WHAT TO DO:
Below is a listing to transcribe in full and exactly; keep the pictures out.

** START INFORMATION SUPPLIED **

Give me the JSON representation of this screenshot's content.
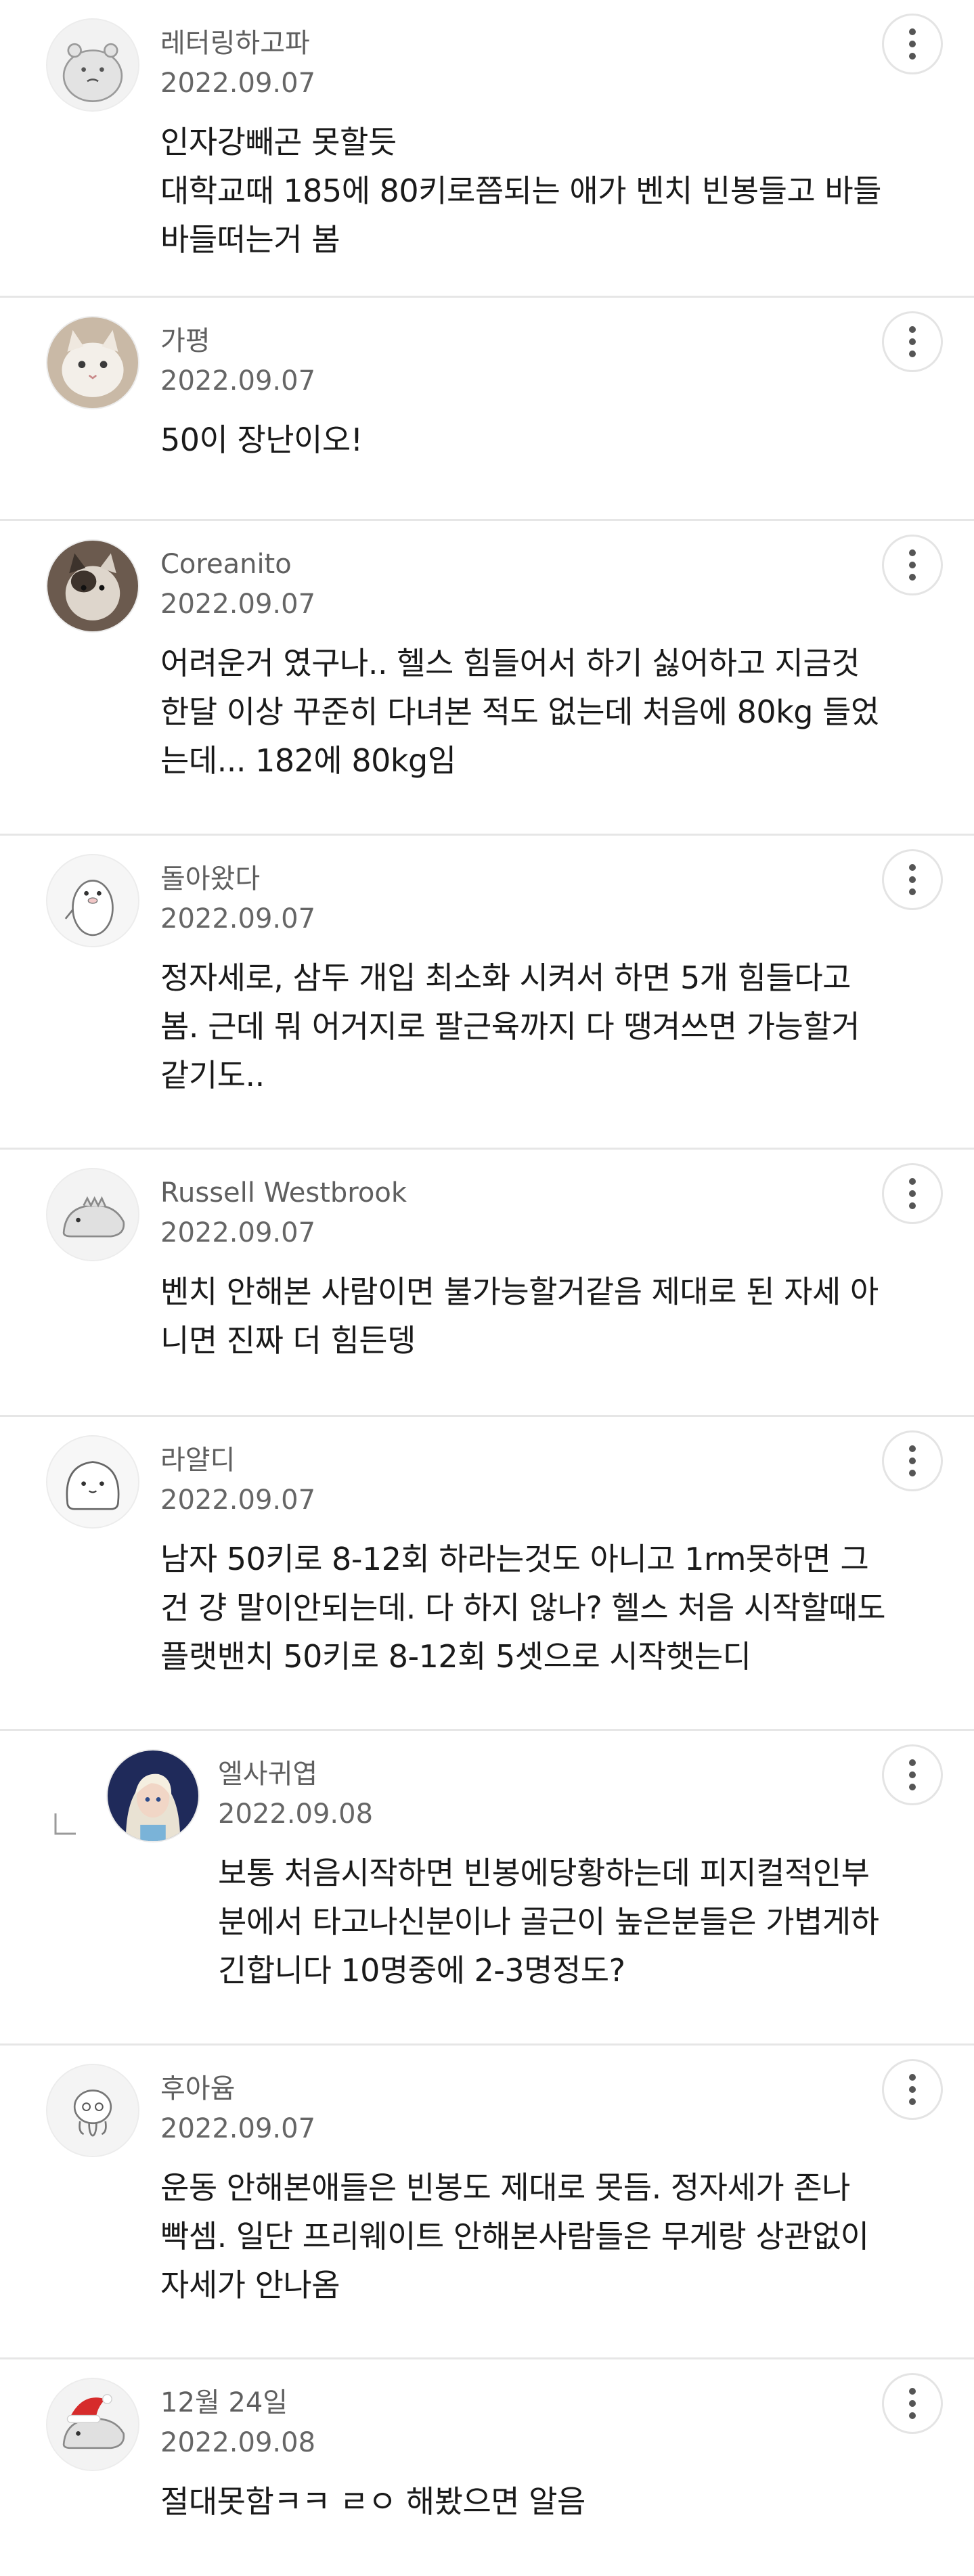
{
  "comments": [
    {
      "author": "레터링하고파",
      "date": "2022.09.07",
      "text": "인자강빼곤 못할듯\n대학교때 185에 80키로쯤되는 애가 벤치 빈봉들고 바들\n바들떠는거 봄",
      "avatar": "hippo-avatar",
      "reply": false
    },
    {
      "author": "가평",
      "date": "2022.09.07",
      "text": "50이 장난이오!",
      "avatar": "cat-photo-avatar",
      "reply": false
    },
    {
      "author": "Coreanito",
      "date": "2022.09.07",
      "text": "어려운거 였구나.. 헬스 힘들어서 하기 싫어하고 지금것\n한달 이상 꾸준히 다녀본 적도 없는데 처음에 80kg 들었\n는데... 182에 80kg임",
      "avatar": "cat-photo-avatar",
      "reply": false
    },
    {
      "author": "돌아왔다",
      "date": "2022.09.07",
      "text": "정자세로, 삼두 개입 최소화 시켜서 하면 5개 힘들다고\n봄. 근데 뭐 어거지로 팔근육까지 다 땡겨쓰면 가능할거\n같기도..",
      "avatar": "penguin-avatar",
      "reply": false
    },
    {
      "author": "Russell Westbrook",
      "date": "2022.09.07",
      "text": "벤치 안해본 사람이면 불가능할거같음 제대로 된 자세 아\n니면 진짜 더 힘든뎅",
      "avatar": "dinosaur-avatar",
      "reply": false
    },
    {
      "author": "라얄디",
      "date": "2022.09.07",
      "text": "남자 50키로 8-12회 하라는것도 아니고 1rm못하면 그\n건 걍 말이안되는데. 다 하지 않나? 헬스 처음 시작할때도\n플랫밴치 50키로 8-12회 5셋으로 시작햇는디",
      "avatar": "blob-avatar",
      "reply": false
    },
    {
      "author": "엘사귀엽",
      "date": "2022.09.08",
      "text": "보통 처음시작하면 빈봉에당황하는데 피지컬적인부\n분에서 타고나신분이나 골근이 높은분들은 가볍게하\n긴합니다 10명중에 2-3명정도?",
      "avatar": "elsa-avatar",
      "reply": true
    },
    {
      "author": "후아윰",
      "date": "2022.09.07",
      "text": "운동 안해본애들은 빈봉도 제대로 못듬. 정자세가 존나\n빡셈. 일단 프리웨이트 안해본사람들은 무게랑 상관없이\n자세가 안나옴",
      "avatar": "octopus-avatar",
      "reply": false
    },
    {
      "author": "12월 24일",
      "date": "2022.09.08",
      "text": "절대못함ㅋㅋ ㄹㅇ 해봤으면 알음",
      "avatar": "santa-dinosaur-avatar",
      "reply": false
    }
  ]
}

** END INFORMATION SUPPLIED **

SOLUTION:
Give me the JSON representation of this screenshot's content.
{
  "comments": [
    {
      "author": "레터링하고파",
      "date": "2022.09.07",
      "text": "인자강빼곤 못할듯\n대학교때 185에 80키로쯤되는 애가 벤치 빈봉들고 바들\n바들떠는거 봄",
      "avatar": "hippo-avatar",
      "reply": false
    },
    {
      "author": "가평",
      "date": "2022.09.07",
      "text": "50이 장난이오!",
      "avatar": "cat-photo-avatar",
      "reply": false
    },
    {
      "author": "Coreanito",
      "date": "2022.09.07",
      "text": "어려운거 였구나.. 헬스 힘들어서 하기 싫어하고 지금것\n한달 이상 꾸준히 다녀본 적도 없는데 처음에 80kg 들었\n는데... 182에 80kg임",
      "avatar": "cat-photo-avatar",
      "reply": false
    },
    {
      "author": "돌아왔다",
      "date": "2022.09.07",
      "text": "정자세로, 삼두 개입 최소화 시켜서 하면 5개 힘들다고\n봄. 근데 뭐 어거지로 팔근육까지 다 땡겨쓰면 가능할거\n같기도..",
      "avatar": "penguin-avatar",
      "reply": false
    },
    {
      "author": "Russell Westbrook",
      "date": "2022.09.07",
      "text": "벤치 안해본 사람이면 불가능할거같음 제대로 된 자세 아\n니면 진짜 더 힘든뎅",
      "avatar": "dinosaur-avatar",
      "reply": false
    },
    {
      "author": "라얄디",
      "date": "2022.09.07",
      "text": "남자 50키로 8-12회 하라는것도 아니고 1rm못하면 그\n건 걍 말이안되는데. 다 하지 않나? 헬스 처음 시작할때도\n플랫밴치 50키로 8-12회 5셋으로 시작햇는디",
      "avatar": "blob-avatar",
      "reply": false
    },
    {
      "author": "엘사귀엽",
      "date": "2022.09.08",
      "text": "보통 처음시작하면 빈봉에당황하는데 피지컬적인부\n분에서 타고나신분이나 골근이 높은분들은 가볍게하\n긴합니다 10명중에 2-3명정도?",
      "avatar": "elsa-avatar",
      "reply": true
    },
    {
      "author": "후아윰",
      "date": "2022.09.07",
      "text": "운동 안해본애들은 빈봉도 제대로 못듬. 정자세가 존나\n빡셈. 일단 프리웨이트 안해본사람들은 무게랑 상관없이\n자세가 안나옴",
      "avatar": "octopus-avatar",
      "reply": false
    },
    {
      "author": "12월 24일",
      "date": "2022.09.08",
      "text": "절대못함ㅋㅋ ㄹㅇ 해봤으면 알음",
      "avatar": "santa-dinosaur-avatar",
      "reply": false
    }
  ]
}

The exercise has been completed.